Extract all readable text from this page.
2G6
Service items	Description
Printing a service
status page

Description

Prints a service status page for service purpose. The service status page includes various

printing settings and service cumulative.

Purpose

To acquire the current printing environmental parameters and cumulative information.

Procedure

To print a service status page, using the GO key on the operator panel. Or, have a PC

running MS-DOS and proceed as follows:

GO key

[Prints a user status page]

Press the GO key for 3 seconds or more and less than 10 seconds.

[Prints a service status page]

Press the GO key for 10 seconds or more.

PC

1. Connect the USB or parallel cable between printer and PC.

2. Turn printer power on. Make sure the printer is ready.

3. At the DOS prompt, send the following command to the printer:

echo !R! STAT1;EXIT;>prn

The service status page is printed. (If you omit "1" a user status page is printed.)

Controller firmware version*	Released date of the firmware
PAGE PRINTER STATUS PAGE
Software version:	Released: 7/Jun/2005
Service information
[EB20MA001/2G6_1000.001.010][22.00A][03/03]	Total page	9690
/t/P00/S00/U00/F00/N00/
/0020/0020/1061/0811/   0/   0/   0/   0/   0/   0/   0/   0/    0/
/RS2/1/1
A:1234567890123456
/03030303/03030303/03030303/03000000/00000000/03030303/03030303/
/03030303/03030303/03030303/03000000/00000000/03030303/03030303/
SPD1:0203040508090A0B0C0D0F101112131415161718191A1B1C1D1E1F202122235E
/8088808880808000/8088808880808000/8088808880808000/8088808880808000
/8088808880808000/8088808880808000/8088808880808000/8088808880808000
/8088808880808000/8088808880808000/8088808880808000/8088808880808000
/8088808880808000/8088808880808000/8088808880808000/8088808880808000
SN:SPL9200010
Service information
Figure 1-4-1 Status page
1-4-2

********

**Problem requirements**: Write out every entry again exactly, please, with nothing missing.

**Result**:
Extract all readable text from this page.
2G6
Service items	Description
Printing a service
status page

Description

Prints a service status page for service purpose. The service status page includes various

printing settings and service cumulative.

Purpose

To acquire the current printing environmental parameters and cumulative information.

Procedure

To print a service status page, using the GO key on the operator panel. Or, have a PC

running MS-DOS and proceed as follows:

GO key

[Prints a user status page]

Press the GO key for 3 seconds or more and less than 10 seconds.

[Prints a service status page]

Press the GO key for 10 seconds or more.

PC

1. Connect the USB or parallel cable between printer and PC.

2. Turn printer power on. Make sure the printer is ready.

3. At the DOS prompt, send the following command to the printer:

echo !R! STAT1;EXIT;>prn

The service status page is printed. (If you omit "1" a user status page is printed.)

Controller firmware version*	Released date of the firmware
PAGE PRINTER STATUS PAGE
Software version:	Released: 7/Jun/2005
Service information
[EB20MA001/2G6_1000.001.010][22.00A][03/03]	Total page	9690
/t/P00/S00/U00/F00/N00/
/0020/0020/1061/0811/   0/   0/   0/   0/   0/   0/   0/   0/    0/
/RS2/1/1
A:1234567890123456
/03030303/03030303/03030303/03000000/00000000/03030303/03030303/
/03030303/03030303/03030303/03000000/00000000/03030303/03030303/
SPD1:0203040508090A0B0C0D0F101112131415161718191A1B1C1D1E1F202122235E
/8088808880808000/8088808880808000/8088808880808000/8088808880808000
/8088808880808000/8088808880808000/8088808880808000/8088808880808000
/8088808880808000/8088808880808000/8088808880808000/8088808880808000
/8088808880808000/8088808880808000/8088808880808000/8088808880808000
SN:SPL9200010
Service information
Figure 1-4-1 Status page
1-4-2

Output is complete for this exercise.